Written instruction:
Quote, without change, all of the lines that follow.

Working data:
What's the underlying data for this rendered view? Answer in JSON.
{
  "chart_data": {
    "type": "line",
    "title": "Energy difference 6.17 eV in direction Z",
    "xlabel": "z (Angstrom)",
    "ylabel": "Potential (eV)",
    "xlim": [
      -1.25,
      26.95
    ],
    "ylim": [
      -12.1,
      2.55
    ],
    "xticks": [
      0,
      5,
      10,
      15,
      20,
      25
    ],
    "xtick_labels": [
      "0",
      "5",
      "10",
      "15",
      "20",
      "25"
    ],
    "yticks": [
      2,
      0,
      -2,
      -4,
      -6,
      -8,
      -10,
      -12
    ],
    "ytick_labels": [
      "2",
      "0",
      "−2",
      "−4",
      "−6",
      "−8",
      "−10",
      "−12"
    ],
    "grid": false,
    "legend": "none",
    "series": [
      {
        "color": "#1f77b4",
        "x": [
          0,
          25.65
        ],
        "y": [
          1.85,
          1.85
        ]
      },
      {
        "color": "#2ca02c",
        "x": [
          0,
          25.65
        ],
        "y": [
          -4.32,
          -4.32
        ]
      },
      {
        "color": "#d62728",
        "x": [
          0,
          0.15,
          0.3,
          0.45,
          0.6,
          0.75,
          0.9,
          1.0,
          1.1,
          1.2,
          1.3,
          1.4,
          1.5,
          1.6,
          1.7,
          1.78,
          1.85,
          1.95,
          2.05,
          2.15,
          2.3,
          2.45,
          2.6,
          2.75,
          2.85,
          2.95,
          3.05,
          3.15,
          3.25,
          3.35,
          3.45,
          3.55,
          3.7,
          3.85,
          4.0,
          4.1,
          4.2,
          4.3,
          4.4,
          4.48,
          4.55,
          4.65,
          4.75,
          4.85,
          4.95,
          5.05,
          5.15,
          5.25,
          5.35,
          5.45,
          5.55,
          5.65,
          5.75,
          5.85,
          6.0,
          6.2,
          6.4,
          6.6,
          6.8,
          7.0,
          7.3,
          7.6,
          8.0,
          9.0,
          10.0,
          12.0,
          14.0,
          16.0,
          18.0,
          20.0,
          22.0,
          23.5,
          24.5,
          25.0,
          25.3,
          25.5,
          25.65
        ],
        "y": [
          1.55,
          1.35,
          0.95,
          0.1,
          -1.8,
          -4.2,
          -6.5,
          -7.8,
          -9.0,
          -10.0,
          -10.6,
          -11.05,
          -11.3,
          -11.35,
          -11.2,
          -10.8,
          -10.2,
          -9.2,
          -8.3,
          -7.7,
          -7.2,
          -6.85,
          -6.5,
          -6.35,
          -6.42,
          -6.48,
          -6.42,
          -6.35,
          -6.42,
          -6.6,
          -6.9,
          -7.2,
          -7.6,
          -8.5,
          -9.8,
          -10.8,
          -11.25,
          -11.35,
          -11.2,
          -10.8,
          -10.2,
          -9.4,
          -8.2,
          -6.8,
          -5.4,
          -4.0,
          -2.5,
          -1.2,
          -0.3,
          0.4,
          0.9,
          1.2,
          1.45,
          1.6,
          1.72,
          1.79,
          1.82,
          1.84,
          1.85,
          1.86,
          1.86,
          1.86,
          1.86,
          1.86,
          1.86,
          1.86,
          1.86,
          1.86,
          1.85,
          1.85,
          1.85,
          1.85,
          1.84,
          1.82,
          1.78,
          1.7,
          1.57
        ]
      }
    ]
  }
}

Solution:
What's the underlying data for this rendered view? Answer in JSON.
{
  "chart_data": {
    "type": "line",
    "title": "Energy difference 6.17 eV in direction Z",
    "xlabel": "z (Angstrom)",
    "ylabel": "Potential (eV)",
    "xlim": [
      -1.25,
      26.95
    ],
    "ylim": [
      -12.1,
      2.55
    ],
    "xticks": [
      0,
      5,
      10,
      15,
      20,
      25
    ],
    "xtick_labels": [
      "0",
      "5",
      "10",
      "15",
      "20",
      "25"
    ],
    "yticks": [
      2,
      0,
      -2,
      -4,
      -6,
      -8,
      -10,
      -12
    ],
    "ytick_labels": [
      "2",
      "0",
      "−2",
      "−4",
      "−6",
      "−8",
      "−10",
      "−12"
    ],
    "grid": false,
    "legend": "none",
    "series": [
      {
        "color": "#1f77b4",
        "x": [
          0,
          25.65
        ],
        "y": [
          1.85,
          1.85
        ]
      },
      {
        "color": "#2ca02c",
        "x": [
          0,
          25.65
        ],
        "y": [
          -4.32,
          -4.32
        ]
      },
      {
        "color": "#d62728",
        "x": [
          0,
          0.15,
          0.3,
          0.45,
          0.6,
          0.75,
          0.9,
          1.0,
          1.1,
          1.2,
          1.3,
          1.4,
          1.5,
          1.6,
          1.7,
          1.78,
          1.85,
          1.95,
          2.05,
          2.15,
          2.3,
          2.45,
          2.6,
          2.75,
          2.85,
          2.95,
          3.05,
          3.15,
          3.25,
          3.35,
          3.45,
          3.55,
          3.7,
          3.85,
          4.0,
          4.1,
          4.2,
          4.3,
          4.4,
          4.48,
          4.55,
          4.65,
          4.75,
          4.85,
          4.95,
          5.05,
          5.15,
          5.25,
          5.35,
          5.45,
          5.55,
          5.65,
          5.75,
          5.85,
          6.0,
          6.2,
          6.4,
          6.6,
          6.8,
          7.0,
          7.3,
          7.6,
          8.0,
          9.0,
          10.0,
          12.0,
          14.0,
          16.0,
          18.0,
          20.0,
          22.0,
          23.5,
          24.5,
          25.0,
          25.3,
          25.5,
          25.65
        ],
        "y": [
          1.55,
          1.35,
          0.95,
          0.1,
          -1.8,
          -4.2,
          -6.5,
          -7.8,
          -9.0,
          -10.0,
          -10.6,
          -11.05,
          -11.3,
          -11.35,
          -11.2,
          -10.8,
          -10.2,
          -9.2,
          -8.3,
          -7.7,
          -7.2,
          -6.85,
          -6.5,
          -6.35,
          -6.42,
          -6.48,
          -6.42,
          -6.35,
          -6.42,
          -6.6,
          -6.9,
          -7.2,
          -7.6,
          -8.5,
          -9.8,
          -10.8,
          -11.25,
          -11.35,
          -11.2,
          -10.8,
          -10.2,
          -9.4,
          -8.2,
          -6.8,
          -5.4,
          -4.0,
          -2.5,
          -1.2,
          -0.3,
          0.4,
          0.9,
          1.2,
          1.45,
          1.6,
          1.72,
          1.79,
          1.82,
          1.84,
          1.85,
          1.86,
          1.86,
          1.86,
          1.86,
          1.86,
          1.86,
          1.86,
          1.86,
          1.86,
          1.85,
          1.85,
          1.85,
          1.85,
          1.84,
          1.82,
          1.78,
          1.7,
          1.57
        ]
      }
    ]
  }
}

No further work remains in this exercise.